| Task goal |
Pull every line that holds the word "товаров" from the entries.
━━━
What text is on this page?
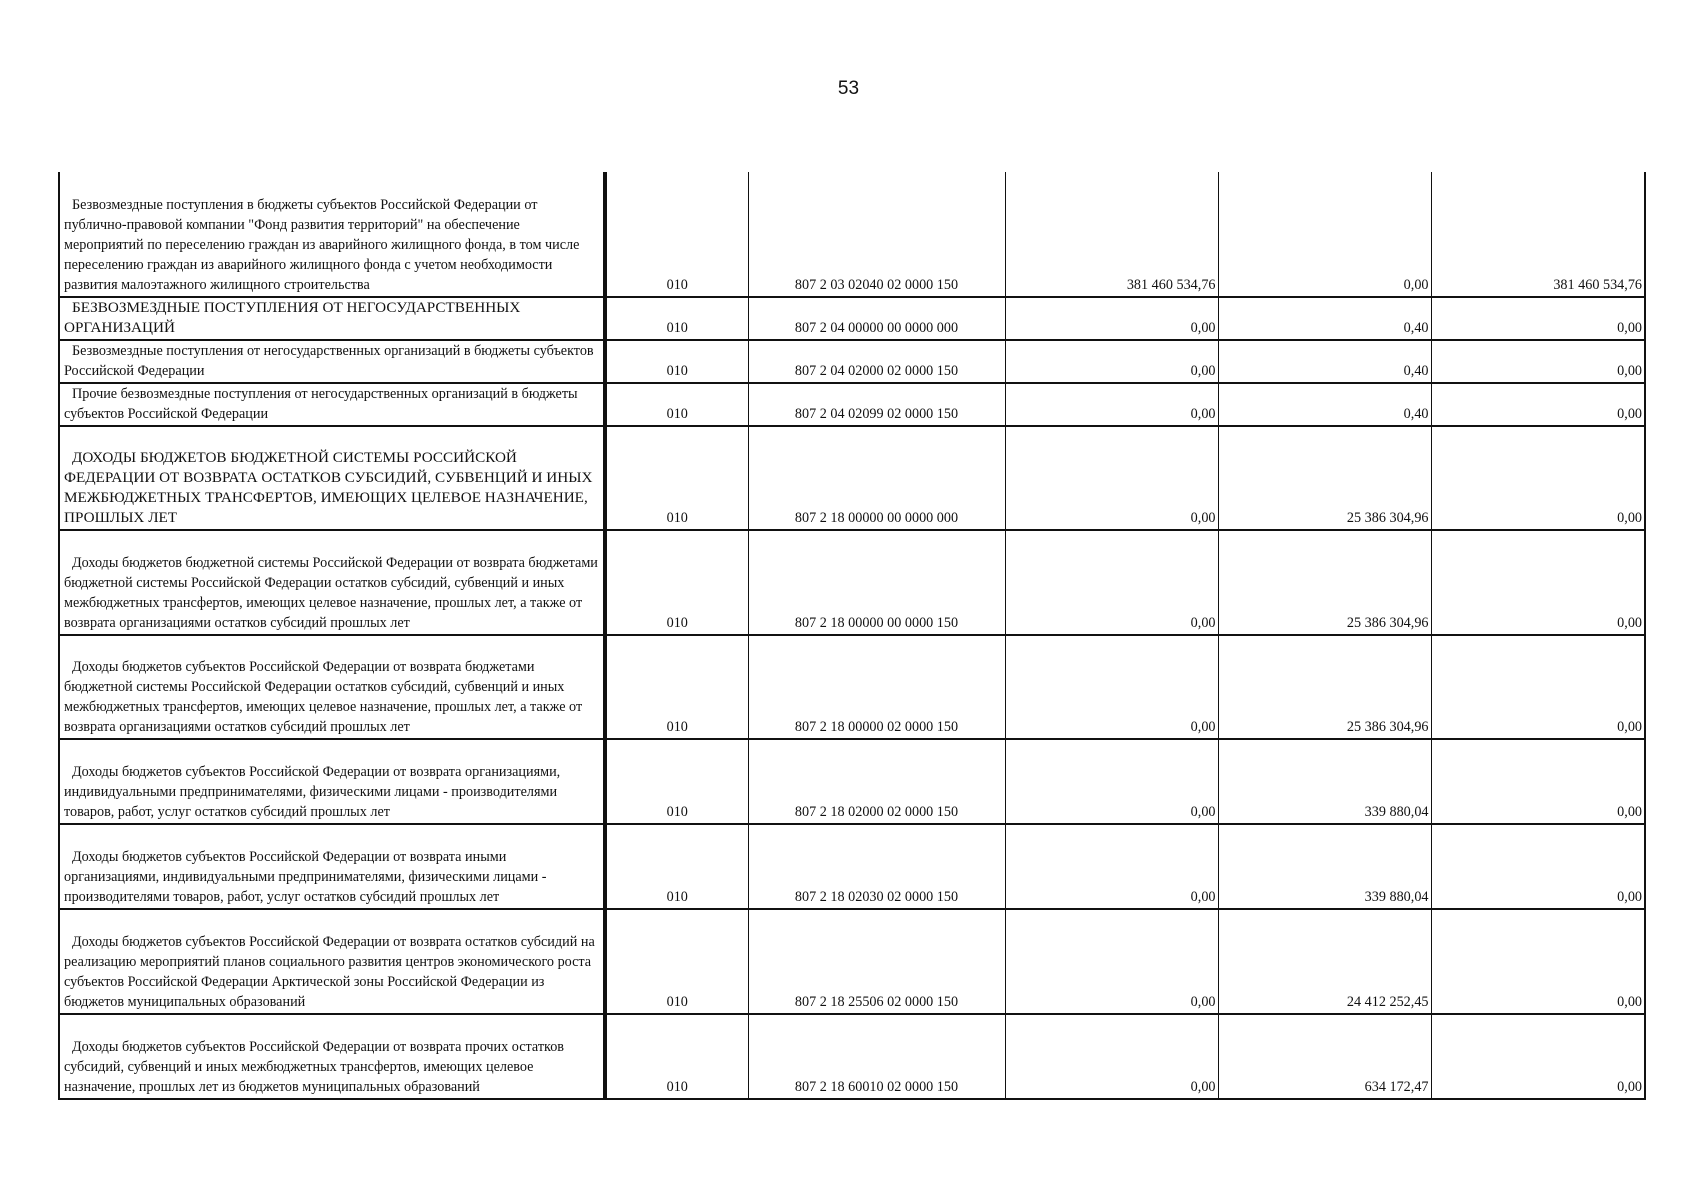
53
Безвозмездные поступления в бюджеты субъектов Российской Федерации от публично-правовой компании "Фонд развития территорий" на обеспечение мероприятий по переселению граждан из аварийного жилищного фонда, в том числе переселению граждан из аварийного жилищного фонда с учетом необходимости развития малоэтажного жилищного строительства	010	807 2 03 02040 02 0000 150	381 460 534,76	0,00	381 460 534,76

БЕЗВОЗМЕЗДНЫЕ ПОСТУПЛЕНИЯ ОТ НЕГОСУДАРСТВЕННЫХ ОРГАНИЗАЦИЙ	010	807 2 04 00000 00 0000 000	0,00	0,40	0,00

Безвозмездные поступления от негосударственных организаций в бюджеты субъектов Российской Федерации	010	807 2 04 02000 02 0000 150	0,00	0,40	0,00

Прочие безвозмездные поступления от негосударственных организаций в бюджеты субъектов Российской Федерации	010	807 2 04 02099 02 0000 150	0,00	0,40	0,00

ДОХОДЫ БЮДЖЕТОВ БЮДЖЕТНОЙ СИСТЕМЫ РОССИЙСКОЙ ФЕДЕРАЦИИ ОТ ВОЗВРАТА ОСТАТКОВ СУБСИДИЙ, СУБВЕНЦИЙ И ИНЫХ МЕЖБЮДЖЕТНЫХ ТРАНСФЕРТОВ, ИМЕЮЩИХ ЦЕЛЕВОЕ НАЗНАЧЕНИЕ, ПРОШЛЫХ ЛЕТ	010	807 2 18 00000 00 0000 000	0,00	25 386 304,96	0,00

Доходы бюджетов бюджетной системы Российской Федерации от возврата бюджетами бюджетной системы Российской Федерации остатков субсидий, субвенций и иных межбюджетных трансфертов, имеющих целевое назначение, прошлых лет, а также от возврата организациями остатков субсидий прошлых лет	010	807 2 18 00000 00 0000 150	0,00	25 386 304,96	0,00

Доходы бюджетов субъектов Российской Федерации от возврата бюджетами бюджетной системы Российской Федерации остатков субсидий, субвенций и иных межбюджетных трансфертов, имеющих целевое назначение, прошлых лет, а также от возврата организациями остатков субсидий прошлых лет	010	807 2 18 00000 02 0000 150	0,00	25 386 304,96	0,00

Доходы бюджетов субъектов Российской Федерации от возврата организациями, индивидуальными предпринимателями, физическими лицами - производителями товаров, работ, услуг остатков субсидий прошлых лет	010	807 2 18 02000 02 0000 150	0,00	339 880,04	0,00

Доходы бюджетов субъектов Российской Федерации от возврата иными организациями, индивидуальными предпринимателями, физическими лицами - производителями товаров, работ, услуг остатков субсидий прошлых лет	010	807 2 18 02030 02 0000 150	0,00	339 880,04	0,00

Доходы бюджетов субъектов Российской Федерации от возврата остатков субсидий на реализацию мероприятий планов социального развития центров экономического роста субъектов Российской Федерации Арктической зоны Российской Федерации из бюджетов муниципальных образований	010	807 2 18 25506 02 0000 150	0,00	24 412 252,45	0,00

Доходы бюджетов субъектов Российской Федерации от возврата прочих остатков субсидий, субвенций и иных межбюджетных трансфертов, имеющих целевое назначение, прошлых лет из бюджетов муниципальных образований	010	807 2 18 60010 02 0000 150	0,00	634 172,47	0,00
━━━
| Solved exercise |
Доходы бюджетов субъектов Российской Федерации от возврата организациями, индивидуальными предпринимателями, физическими лицами - производителями товаров, работ, услуг остатков субсидий прошлых лет	010	807 2 18 02000 02 0000 150	0,00	339 880,04	0,00
Доходы бюджетов субъектов Российской Федерации от возврата иными организациями, индивидуальными предпринимателями, физическими лицами - производителями товаров, работ, услуг остатков субсидий прошлых лет	010	807 2 18 02030 02 0000 150	0,00	339 880,04	0,00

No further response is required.